* _Records_
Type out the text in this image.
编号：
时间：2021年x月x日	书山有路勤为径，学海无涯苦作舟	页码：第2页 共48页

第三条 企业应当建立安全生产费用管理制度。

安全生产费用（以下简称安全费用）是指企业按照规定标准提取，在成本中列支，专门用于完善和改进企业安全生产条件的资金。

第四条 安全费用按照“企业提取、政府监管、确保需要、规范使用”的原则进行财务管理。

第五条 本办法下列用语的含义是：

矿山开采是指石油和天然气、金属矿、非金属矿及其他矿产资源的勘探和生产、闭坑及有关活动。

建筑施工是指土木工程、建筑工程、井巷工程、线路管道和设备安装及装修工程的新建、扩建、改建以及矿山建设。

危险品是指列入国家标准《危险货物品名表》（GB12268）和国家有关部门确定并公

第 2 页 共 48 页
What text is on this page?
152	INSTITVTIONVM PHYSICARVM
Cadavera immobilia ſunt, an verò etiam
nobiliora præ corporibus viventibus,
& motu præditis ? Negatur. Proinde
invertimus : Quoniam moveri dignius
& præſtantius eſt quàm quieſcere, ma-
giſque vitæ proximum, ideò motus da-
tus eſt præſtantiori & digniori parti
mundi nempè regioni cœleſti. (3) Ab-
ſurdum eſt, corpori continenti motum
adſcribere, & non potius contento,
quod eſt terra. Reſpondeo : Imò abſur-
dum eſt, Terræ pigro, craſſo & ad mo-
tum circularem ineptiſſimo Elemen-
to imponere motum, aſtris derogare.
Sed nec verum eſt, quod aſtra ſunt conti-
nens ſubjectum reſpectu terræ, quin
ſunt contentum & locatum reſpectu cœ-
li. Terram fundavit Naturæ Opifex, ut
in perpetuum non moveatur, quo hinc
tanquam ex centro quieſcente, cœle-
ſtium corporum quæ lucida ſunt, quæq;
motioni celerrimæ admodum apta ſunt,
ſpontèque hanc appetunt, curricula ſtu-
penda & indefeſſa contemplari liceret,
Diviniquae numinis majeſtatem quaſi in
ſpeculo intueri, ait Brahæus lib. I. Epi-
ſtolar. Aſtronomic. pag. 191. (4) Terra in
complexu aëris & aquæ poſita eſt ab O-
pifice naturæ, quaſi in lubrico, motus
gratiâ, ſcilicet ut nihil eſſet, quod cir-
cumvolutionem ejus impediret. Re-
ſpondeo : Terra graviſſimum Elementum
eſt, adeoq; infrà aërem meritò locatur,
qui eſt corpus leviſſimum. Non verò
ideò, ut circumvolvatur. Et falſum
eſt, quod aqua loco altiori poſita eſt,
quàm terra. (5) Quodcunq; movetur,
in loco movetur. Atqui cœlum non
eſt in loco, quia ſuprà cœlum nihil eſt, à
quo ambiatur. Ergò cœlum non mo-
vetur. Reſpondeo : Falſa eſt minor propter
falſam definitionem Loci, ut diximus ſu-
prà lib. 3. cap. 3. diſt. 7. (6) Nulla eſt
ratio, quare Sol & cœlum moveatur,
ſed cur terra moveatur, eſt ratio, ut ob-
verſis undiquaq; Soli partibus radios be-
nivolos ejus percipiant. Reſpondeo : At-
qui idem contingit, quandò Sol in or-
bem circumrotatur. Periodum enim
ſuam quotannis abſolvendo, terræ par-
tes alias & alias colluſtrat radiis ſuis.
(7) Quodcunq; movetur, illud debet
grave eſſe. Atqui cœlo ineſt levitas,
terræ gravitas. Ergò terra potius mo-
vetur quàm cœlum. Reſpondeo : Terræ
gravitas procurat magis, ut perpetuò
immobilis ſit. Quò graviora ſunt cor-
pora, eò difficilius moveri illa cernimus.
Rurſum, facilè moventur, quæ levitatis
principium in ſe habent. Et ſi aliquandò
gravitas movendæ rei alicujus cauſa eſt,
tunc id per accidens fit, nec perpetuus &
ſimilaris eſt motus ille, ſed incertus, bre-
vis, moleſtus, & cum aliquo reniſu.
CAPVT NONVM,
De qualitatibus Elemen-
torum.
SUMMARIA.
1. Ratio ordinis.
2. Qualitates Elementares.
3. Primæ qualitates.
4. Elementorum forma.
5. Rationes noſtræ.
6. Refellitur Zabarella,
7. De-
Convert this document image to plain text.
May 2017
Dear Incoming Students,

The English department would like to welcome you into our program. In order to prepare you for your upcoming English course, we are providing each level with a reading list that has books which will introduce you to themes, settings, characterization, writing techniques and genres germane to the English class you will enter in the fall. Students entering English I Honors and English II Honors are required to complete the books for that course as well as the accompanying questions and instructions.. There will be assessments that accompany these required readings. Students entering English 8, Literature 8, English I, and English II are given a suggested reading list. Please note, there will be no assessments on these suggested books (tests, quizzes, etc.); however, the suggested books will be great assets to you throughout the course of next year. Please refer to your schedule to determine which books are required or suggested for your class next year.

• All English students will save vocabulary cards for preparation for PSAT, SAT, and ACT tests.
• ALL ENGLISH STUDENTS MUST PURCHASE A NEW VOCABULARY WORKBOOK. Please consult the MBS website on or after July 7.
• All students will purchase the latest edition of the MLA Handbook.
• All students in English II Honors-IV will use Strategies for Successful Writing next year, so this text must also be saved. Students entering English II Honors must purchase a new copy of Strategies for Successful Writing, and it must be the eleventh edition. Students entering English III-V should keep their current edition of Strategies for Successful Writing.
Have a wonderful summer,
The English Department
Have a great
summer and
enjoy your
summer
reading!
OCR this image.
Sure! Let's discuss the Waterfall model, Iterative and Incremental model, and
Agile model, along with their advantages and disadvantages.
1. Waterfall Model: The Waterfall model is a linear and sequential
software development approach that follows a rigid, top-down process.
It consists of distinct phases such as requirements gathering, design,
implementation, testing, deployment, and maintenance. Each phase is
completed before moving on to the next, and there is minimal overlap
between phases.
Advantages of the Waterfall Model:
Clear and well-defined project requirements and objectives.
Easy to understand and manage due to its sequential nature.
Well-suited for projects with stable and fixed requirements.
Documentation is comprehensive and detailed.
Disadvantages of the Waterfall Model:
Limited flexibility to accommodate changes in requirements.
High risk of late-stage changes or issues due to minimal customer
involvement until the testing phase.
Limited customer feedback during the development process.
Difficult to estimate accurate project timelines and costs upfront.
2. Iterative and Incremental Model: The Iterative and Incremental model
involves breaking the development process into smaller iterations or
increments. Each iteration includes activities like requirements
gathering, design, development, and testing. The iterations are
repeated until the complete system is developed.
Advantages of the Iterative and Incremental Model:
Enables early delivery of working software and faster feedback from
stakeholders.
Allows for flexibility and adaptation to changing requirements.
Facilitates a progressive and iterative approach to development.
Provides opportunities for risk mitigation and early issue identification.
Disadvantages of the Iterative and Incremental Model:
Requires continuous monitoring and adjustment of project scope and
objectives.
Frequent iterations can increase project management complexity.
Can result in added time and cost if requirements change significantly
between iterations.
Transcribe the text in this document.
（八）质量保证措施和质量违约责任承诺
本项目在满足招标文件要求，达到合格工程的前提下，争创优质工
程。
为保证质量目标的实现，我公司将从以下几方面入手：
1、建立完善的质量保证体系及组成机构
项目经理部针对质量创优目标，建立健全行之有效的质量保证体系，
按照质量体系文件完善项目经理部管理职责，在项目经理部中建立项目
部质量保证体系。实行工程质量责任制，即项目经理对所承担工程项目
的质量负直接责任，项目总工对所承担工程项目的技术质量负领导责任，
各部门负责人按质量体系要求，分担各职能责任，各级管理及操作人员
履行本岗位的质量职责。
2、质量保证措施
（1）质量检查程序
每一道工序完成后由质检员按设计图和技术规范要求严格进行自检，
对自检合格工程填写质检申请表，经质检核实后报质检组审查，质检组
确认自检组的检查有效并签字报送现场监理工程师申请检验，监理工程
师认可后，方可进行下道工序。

* _Given task_
Write out each line of the data above again, exactly as given.

* _Output below_
Type out the text in this image.
编号：
时间：2021年x月x日	书山有路勤为径，学海无涯苦作舟	页码：第2页 共48页

第三条 企业应当建立安全生产费用管理制度。

安全生产费用（以下简称安全费用）是指企业按照规定标准提取，在成本中列支，专门用于完善和改进企业安全生产条件的资金。

第四条 安全费用按照“企业提取、政府监管、确保需要、规范使用”的原则进行财务管理。

第五条 本办法下列用语的含义是：

矿山开采是指石油和天然气、金属矿、非金属矿及其他矿产资源的勘探和生产、闭坑及有关活动。

建筑施工是指土木工程、建筑工程、井巷工程、线路管道和设备安装及装修工程的新建、扩建、改建以及矿山建设。

危险品是指列入国家标准《危险货物品名表》（GB12268）和国家有关部门确定并公

第 2 页 共 48 页
What text is on this page?
152	INSTITVTIONVM PHYSICARVM
Cadavera immobilia ſunt, an verò etiam
nobiliora præ corporibus viventibus,
& motu præditis ? Negatur. Proinde
invertimus : Quoniam moveri dignius
& præſtantius eſt quàm quieſcere, ma-
giſque vitæ proximum, ideò motus da-
tus eſt præſtantiori & digniori parti
mundi nempè regioni cœleſti. (3) Ab-
ſurdum eſt, corpori continenti motum
adſcribere, & non potius contento,
quod eſt terra. Reſpondeo : Imò abſur-
dum eſt, Terræ pigro, craſſo & ad mo-
tum circularem ineptiſſimo Elemen-
to imponere motum, aſtris derogare.
Sed nec verum eſt, quod aſtra ſunt conti-
nens ſubjectum reſpectu terræ, quin
ſunt contentum & locatum reſpectu cœ-
li. Terram fundavit Naturæ Opifex, ut
in perpetuum non moveatur, quo hinc
tanquam ex centro quieſcente, cœle-
ſtium corporum quæ lucida ſunt, quæq;
motioni celerrimæ admodum apta ſunt,
ſpontèque hanc appetunt, curricula ſtu-
penda & indefeſſa contemplari liceret,
Diviniquae numinis majeſtatem quaſi in
ſpeculo intueri, ait Brahæus lib. I. Epi-
ſtolar. Aſtronomic. pag. 191. (4) Terra in
complexu aëris & aquæ poſita eſt ab O-
pifice naturæ, quaſi in lubrico, motus
gratiâ, ſcilicet ut nihil eſſet, quod cir-
cumvolutionem ejus impediret. Re-
ſpondeo : Terra graviſſimum Elementum
eſt, adeoq; infrà aërem meritò locatur,
qui eſt corpus leviſſimum. Non verò
ideò, ut circumvolvatur. Et falſum
eſt, quod aqua loco altiori poſita eſt,
quàm terra. (5) Quodcunq; movetur,
in loco movetur. Atqui cœlum non
eſt in loco, quia ſuprà cœlum nihil eſt, à
quo ambiatur. Ergò cœlum non mo-
vetur. Reſpondeo : Falſa eſt minor propter
falſam definitionem Loci, ut diximus ſu-
prà lib. 3. cap. 3. diſt. 7. (6) Nulla eſt
ratio, quare Sol & cœlum moveatur,
ſed cur terra moveatur, eſt ratio, ut ob-
verſis undiquaq; Soli partibus radios be-
nivolos ejus percipiant. Reſpondeo : At-
qui idem contingit, quandò Sol in or-
bem circumrotatur. Periodum enim
ſuam quotannis abſolvendo, terræ par-
tes alias & alias colluſtrat radiis ſuis.
(7) Quodcunq; movetur, illud debet
grave eſſe. Atqui cœlo ineſt levitas,
terræ gravitas. Ergò terra potius mo-
vetur quàm cœlum. Reſpondeo : Terræ
gravitas procurat magis, ut perpetuò
immobilis ſit. Quò graviora ſunt cor-
pora, eò difficilius moveri illa cernimus.
Rurſum, facilè moventur, quæ levitatis
principium in ſe habent. Et ſi aliquandò
gravitas movendæ rei alicujus cauſa eſt,
tunc id per accidens fit, nec perpetuus &
ſimilaris eſt motus ille, ſed incertus, bre-
vis, moleſtus, & cum aliquo reniſu.
CAPVT NONVM,
De qualitatibus Elemen-
torum.
SUMMARIA.
1. Ratio ordinis.
2. Qualitates Elementares.
3. Primæ qualitates.
4. Elementorum forma.
5. Rationes noſtræ.
6. Refellitur Zabarella,
7. De-
Convert this document image to plain text.
May 2017
Dear Incoming Students,

The English department would like to welcome you into our program. In order to prepare you for your upcoming English course, we are providing each level with a reading list that has books which will introduce you to themes, settings, characterization, writing techniques and genres germane to the English class you will enter in the fall. Students entering English I Honors and English II Honors are required to complete the books for that course as well as the accompanying questions and instructions.. There will be assessments that accompany these required readings. Students entering English 8, Literature 8, English I, and English II are given a suggested reading list. Please note, there will be no assessments on these suggested books (tests, quizzes, etc.); however, the suggested books will be great assets to you throughout the course of next year. Please refer to your schedule to determine which books are required or suggested for your class next year.

• All English students will save vocabulary cards for preparation for PSAT, SAT, and ACT tests.
• ALL ENGLISH STUDENTS MUST PURCHASE A NEW VOCABULARY WORKBOOK. Please consult the MBS website on or after July 7.
• All students will purchase the latest edition of the MLA Handbook.
• All students in English II Honors-IV will use Strategies for Successful Writing next year, so this text must also be saved. Students entering English II Honors must purchase a new copy of Strategies for Successful Writing, and it must be the eleventh edition. Students entering English III-V should keep their current edition of Strategies for Successful Writing.
Have a wonderful summer,
The English Department
Have a great
summer and
enjoy your
summer
reading!
OCR this image.
Sure! Let's discuss the Waterfall model, Iterative and Incremental model, and
Agile model, along with their advantages and disadvantages.
1. Waterfall Model: The Waterfall model is a linear and sequential
software development approach that follows a rigid, top-down process.
It consists of distinct phases such as requirements gathering, design,
implementation, testing, deployment, and maintenance. Each phase is
completed before moving on to the next, and there is minimal overlap
between phases.
Advantages of the Waterfall Model:
Clear and well-defined project requirements and objectives.
Easy to understand and manage due to its sequential nature.
Well-suited for projects with stable and fixed requirements.
Documentation is comprehensive and detailed.
Disadvantages of the Waterfall Model:
Limited flexibility to accommodate changes in requirements.
High risk of late-stage changes or issues due to minimal customer
involvement until the testing phase.
Limited customer feedback during the development process.
Difficult to estimate accurate project timelines and costs upfront.
2. Iterative and Incremental Model: The Iterative and Incremental model
involves breaking the development process into smaller iterations or
increments. Each iteration includes activities like requirements
gathering, design, development, and testing. The iterations are
repeated until the complete system is developed.
Advantages of the Iterative and Incremental Model:
Enables early delivery of working software and faster feedback from
stakeholders.
Allows for flexibility and adaptation to changing requirements.
Facilitates a progressive and iterative approach to development.
Provides opportunities for risk mitigation and early issue identification.
Disadvantages of the Iterative and Incremental Model:
Requires continuous monitoring and adjustment of project scope and
objectives.
Frequent iterations can increase project management complexity.
Can result in added time and cost if requirements change significantly
between iterations.
Transcribe the text in this document.
（八）质量保证措施和质量违约责任承诺
本项目在满足招标文件要求，达到合格工程的前提下，争创优质工
程。
为保证质量目标的实现，我公司将从以下几方面入手：
1、建立完善的质量保证体系及组成机构
项目经理部针对质量创优目标，建立健全行之有效的质量保证体系，
按照质量体系文件完善项目经理部管理职责，在项目经理部中建立项目
部质量保证体系。实行工程质量责任制，即项目经理对所承担工程项目
的质量负直接责任，项目总工对所承担工程项目的技术质量负领导责任，
各部门负责人按质量体系要求，分担各职能责任，各级管理及操作人员
履行本岗位的质量职责。
2、质量保证措施
（1）质量检查程序
每一道工序完成后由质检员按设计图和技术规范要求严格进行自检，
对自检合格工程填写质检申请表，经质检核实后报质检组审查，质检组
确认自检组的检查有效并签字报送现场监理工程师申请检验，监理工程
师认可后，方可进行下道工序。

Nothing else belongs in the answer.